━━ Data shown

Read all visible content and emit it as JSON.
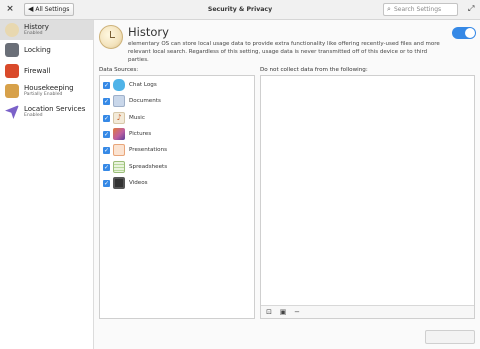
{
  "header": {
    "close_glyph": "×",
    "back_label": "All Settings",
    "title": "Security & Privacy",
    "search_placeholder": "Search Settings",
    "expand_glyph": "⤢"
  },
  "sidebar": {
    "items": [
      {
        "label": "History",
        "sub": "Enabled",
        "icon": "history-clock-icon",
        "active": true,
        "color": "#e8d8b0"
      },
      {
        "label": "Locking",
        "sub": "",
        "icon": "lock-icon",
        "active": false,
        "color": "#6a6f78"
      },
      {
        "label": "Firewall",
        "sub": "",
        "icon": "firewall-icon",
        "active": false,
        "color": "#d94a2b"
      },
      {
        "label": "Housekeeping",
        "sub": "Partially Enabled",
        "icon": "broom-icon",
        "active": false,
        "color": "#d7a14a"
      },
      {
        "label": "Location Services",
        "sub": "Enabled",
        "icon": "location-icon",
        "active": false,
        "color": "#7b62c9"
      }
    ]
  },
  "main": {
    "title": "History",
    "description": "elementary OS can store local usage data to provide extra functionality like offering recently-used files and more relevant local search. Regardless of this setting, usage data is never transmitted off of this device or to third parties.",
    "toggle_on": true,
    "left_label": "Data Sources:",
    "right_label": "Do not collect data from the following:",
    "sources": [
      {
        "label": "Chat Logs",
        "checked": true,
        "icon": "chat-logs-icon",
        "color": "#4fb3e8"
      },
      {
        "label": "Documents",
        "checked": true,
        "icon": "documents-icon",
        "color": "#c9d7ea"
      },
      {
        "label": "Music",
        "checked": true,
        "icon": "music-icon",
        "color": "#f3ead8"
      },
      {
        "label": "Pictures",
        "checked": true,
        "icon": "pictures-icon",
        "color": "#c05fa0"
      },
      {
        "label": "Presentations",
        "checked": true,
        "icon": "presentations-icon",
        "color": "#f0b38a"
      },
      {
        "label": "Spreadsheets",
        "checked": true,
        "icon": "spreadsheets-icon",
        "color": "#b8d89a"
      },
      {
        "label": "Videos",
        "checked": true,
        "icon": "videos-icon",
        "color": "#333333"
      }
    ],
    "toolbar": {
      "add_file_glyph": "⊡",
      "add_folder_glyph": "▣",
      "remove_glyph": "−"
    }
  },
  "colors": {
    "accent": "#3689e6"
  }
}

━━━━

• Short problem
Return all of the entries exactly as written, but drop any pictures they hold.

• Response below
Read all visible content and emit it as JSON.
{
  "header": {
    "close_glyph": "×",
    "back_label": "All Settings",
    "title": "Security & Privacy",
    "search_placeholder": "Search Settings",
    "expand_glyph": "⤢"
  },
  "sidebar": {
    "items": [
      {
        "label": "History",
        "sub": "Enabled",
        "icon": "history-clock-icon",
        "active": true,
        "color": "#e8d8b0"
      },
      {
        "label": "Locking",
        "sub": "",
        "icon": "lock-icon",
        "active": false,
        "color": "#6a6f78"
      },
      {
        "label": "Firewall",
        "sub": "",
        "icon": "firewall-icon",
        "active": false,
        "color": "#d94a2b"
      },
      {
        "label": "Housekeeping",
        "sub": "Partially Enabled",
        "icon": "broom-icon",
        "active": false,
        "color": "#d7a14a"
      },
      {
        "label": "Location Services",
        "sub": "Enabled",
        "icon": "location-icon",
        "active": false,
        "color": "#7b62c9"
      }
    ]
  },
  "main": {
    "title": "History",
    "description": "elementary OS can store local usage data to provide extra functionality like offering recently-used files and more relevant local search. Regardless of this setting, usage data is never transmitted off of this device or to third parties.",
    "toggle_on": true,
    "left_label": "Data Sources:",
    "right_label": "Do not collect data from the following:",
    "sources": [
      {
        "label": "Chat Logs",
        "checked": true,
        "icon": "chat-logs-icon",
        "color": "#4fb3e8"
      },
      {
        "label": "Documents",
        "checked": true,
        "icon": "documents-icon",
        "color": "#c9d7ea"
      },
      {
        "label": "Music",
        "checked": true,
        "icon": "music-icon",
        "color": "#f3ead8"
      },
      {
        "label": "Pictures",
        "checked": true,
        "icon": "pictures-icon",
        "color": "#c05fa0"
      },
      {
        "label": "Presentations",
        "checked": true,
        "icon": "presentations-icon",
        "color": "#f0b38a"
      },
      {
        "label": "Spreadsheets",
        "checked": true,
        "icon": "spreadsheets-icon",
        "color": "#b8d89a"
      },
      {
        "label": "Videos",
        "checked": true,
        "icon": "videos-icon",
        "color": "#333333"
      }
    ],
    "toolbar": {
      "add_file_glyph": "⊡",
      "add_folder_glyph": "▣",
      "remove_glyph": "−"
    }
  },
  "colors": {
    "accent": "#3689e6"
  }
}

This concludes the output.